**DO THIS**
Identify the line with "Give me the"; copy word for word that line and every one after it, to the end of the listing. Exclude pictures.

Stored data
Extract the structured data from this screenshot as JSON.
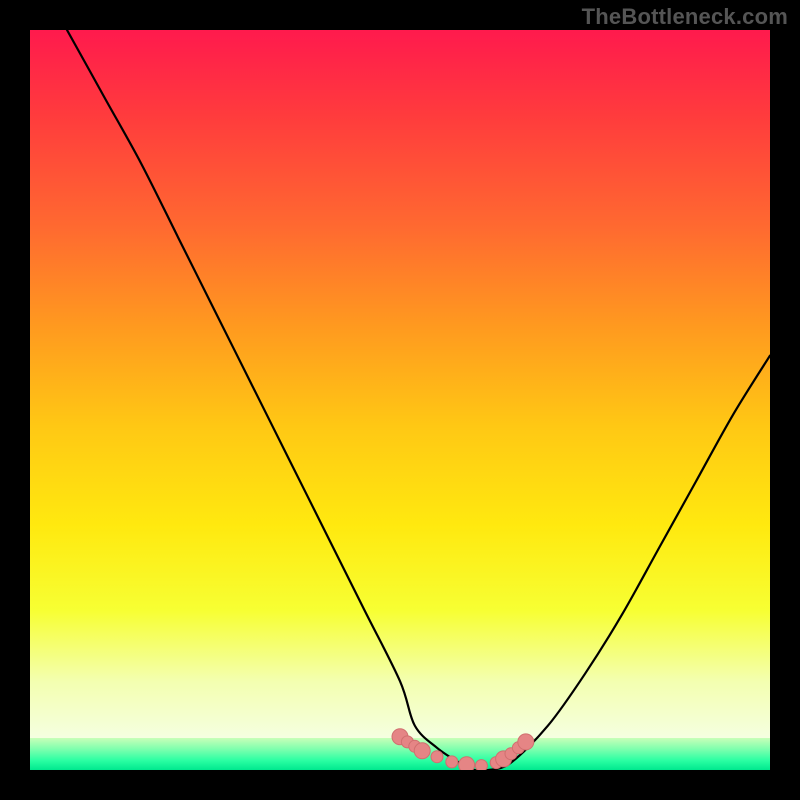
{
  "watermark": "TheBottleneck.com",
  "colors": {
    "page_bg": "#000000",
    "gradient_top": "#ff1a4d",
    "gradient_mid": "#ffe90f",
    "gradient_low": "#f5ffe0",
    "green_band_top": "#c8ffb8",
    "green_band_bottom": "#00e88e",
    "curve": "#000000",
    "marker_fill": "#e58585",
    "marker_stroke": "#d06f6f"
  },
  "chart_data": {
    "type": "line",
    "title": "",
    "xlabel": "",
    "ylabel": "",
    "xlim": [
      0,
      100
    ],
    "ylim": [
      0,
      100
    ],
    "series": [
      {
        "name": "bottleneck-curve",
        "x": [
          5,
          10,
          15,
          20,
          25,
          30,
          35,
          40,
          45,
          50,
          52,
          55,
          58,
          60,
          62,
          65,
          70,
          75,
          80,
          85,
          90,
          95,
          100
        ],
        "y": [
          100,
          91,
          82,
          72,
          62,
          52,
          42,
          32,
          22,
          12,
          6,
          3,
          1,
          0,
          0,
          1,
          6,
          13,
          21,
          30,
          39,
          48,
          56
        ]
      }
    ],
    "markers": {
      "name": "highlight-dots",
      "x": [
        50,
        51,
        52,
        53,
        55,
        57,
        59,
        61,
        63,
        64,
        65,
        66,
        67
      ],
      "y": [
        4.5,
        3.8,
        3.2,
        2.6,
        1.8,
        1.1,
        0.7,
        0.6,
        1.0,
        1.5,
        2.2,
        3.0,
        3.8
      ]
    }
  }
}
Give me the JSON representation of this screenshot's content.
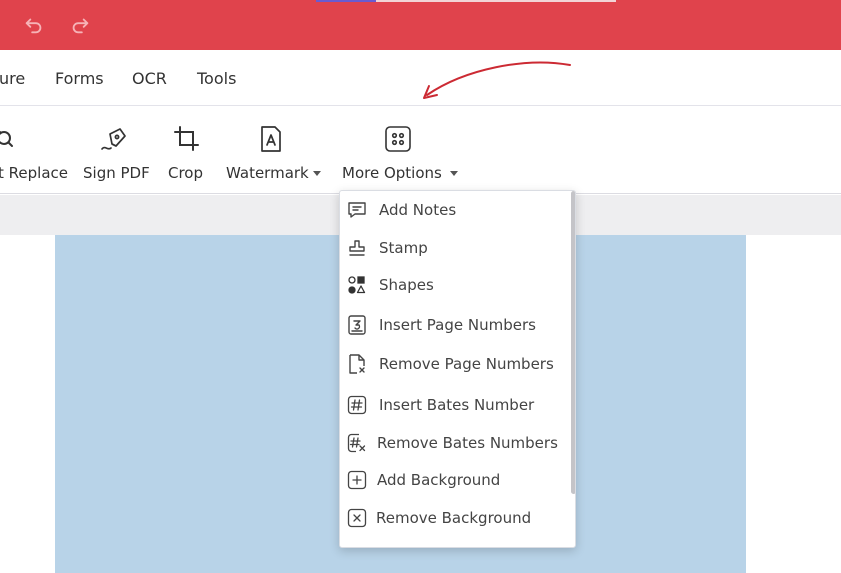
{
  "colors": {
    "title_bar": "#e0434c",
    "accent_arrow": "#cc2a33",
    "page_preview": "#b8d3e8"
  },
  "titlebar": {
    "undo_icon": "undo-icon",
    "redo_icon": "redo-icon"
  },
  "menubar": {
    "items": [
      "ure",
      "Forms",
      "OCR",
      "Tools"
    ]
  },
  "ribbon": {
    "tools": [
      {
        "label": "t Replace",
        "icon": "find-replace-icon"
      },
      {
        "label": "Sign PDF",
        "icon": "pen-signature-icon"
      },
      {
        "label": "Crop",
        "icon": "crop-icon"
      },
      {
        "label": "Watermark",
        "icon": "watermark-icon",
        "has_dropdown": true
      },
      {
        "label": "More Options",
        "icon": "more-options-grid-icon",
        "has_dropdown": true
      }
    ]
  },
  "more_options_menu": {
    "items": [
      {
        "label": "Add Notes",
        "icon": "note-icon"
      },
      {
        "label": "Stamp",
        "icon": "stamp-icon"
      },
      {
        "label": "Shapes",
        "icon": "shapes-icon"
      },
      {
        "label": "Insert Page Numbers",
        "icon": "insert-page-number-icon"
      },
      {
        "label": "Remove Page Numbers",
        "icon": "remove-page-number-icon"
      },
      {
        "label": "Insert Bates Number",
        "icon": "bates-number-icon"
      },
      {
        "label": "Remove Bates Numbers",
        "icon": "remove-bates-icon"
      },
      {
        "label": "Add Background",
        "icon": "add-background-icon"
      },
      {
        "label": "Remove Background",
        "icon": "remove-background-icon"
      }
    ]
  }
}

**SOLUTION FOR THIS PROBLEM**
Give me the JSON representation of this screenshot's content.
{
  "colors": {
    "title_bar": "#e0434c",
    "accent_arrow": "#cc2a33",
    "page_preview": "#b8d3e8"
  },
  "titlebar": {
    "undo_icon": "undo-icon",
    "redo_icon": "redo-icon"
  },
  "menubar": {
    "items": [
      "ure",
      "Forms",
      "OCR",
      "Tools"
    ]
  },
  "ribbon": {
    "tools": [
      {
        "label": "t Replace",
        "icon": "find-replace-icon"
      },
      {
        "label": "Sign PDF",
        "icon": "pen-signature-icon"
      },
      {
        "label": "Crop",
        "icon": "crop-icon"
      },
      {
        "label": "Watermark",
        "icon": "watermark-icon",
        "has_dropdown": true
      },
      {
        "label": "More Options",
        "icon": "more-options-grid-icon",
        "has_dropdown": true
      }
    ]
  },
  "more_options_menu": {
    "items": [
      {
        "label": "Add Notes",
        "icon": "note-icon"
      },
      {
        "label": "Stamp",
        "icon": "stamp-icon"
      },
      {
        "label": "Shapes",
        "icon": "shapes-icon"
      },
      {
        "label": "Insert Page Numbers",
        "icon": "insert-page-number-icon"
      },
      {
        "label": "Remove Page Numbers",
        "icon": "remove-page-number-icon"
      },
      {
        "label": "Insert Bates Number",
        "icon": "bates-number-icon"
      },
      {
        "label": "Remove Bates Numbers",
        "icon": "remove-bates-icon"
      },
      {
        "label": "Add Background",
        "icon": "add-background-icon"
      },
      {
        "label": "Remove Background",
        "icon": "remove-background-icon"
      }
    ]
  }
}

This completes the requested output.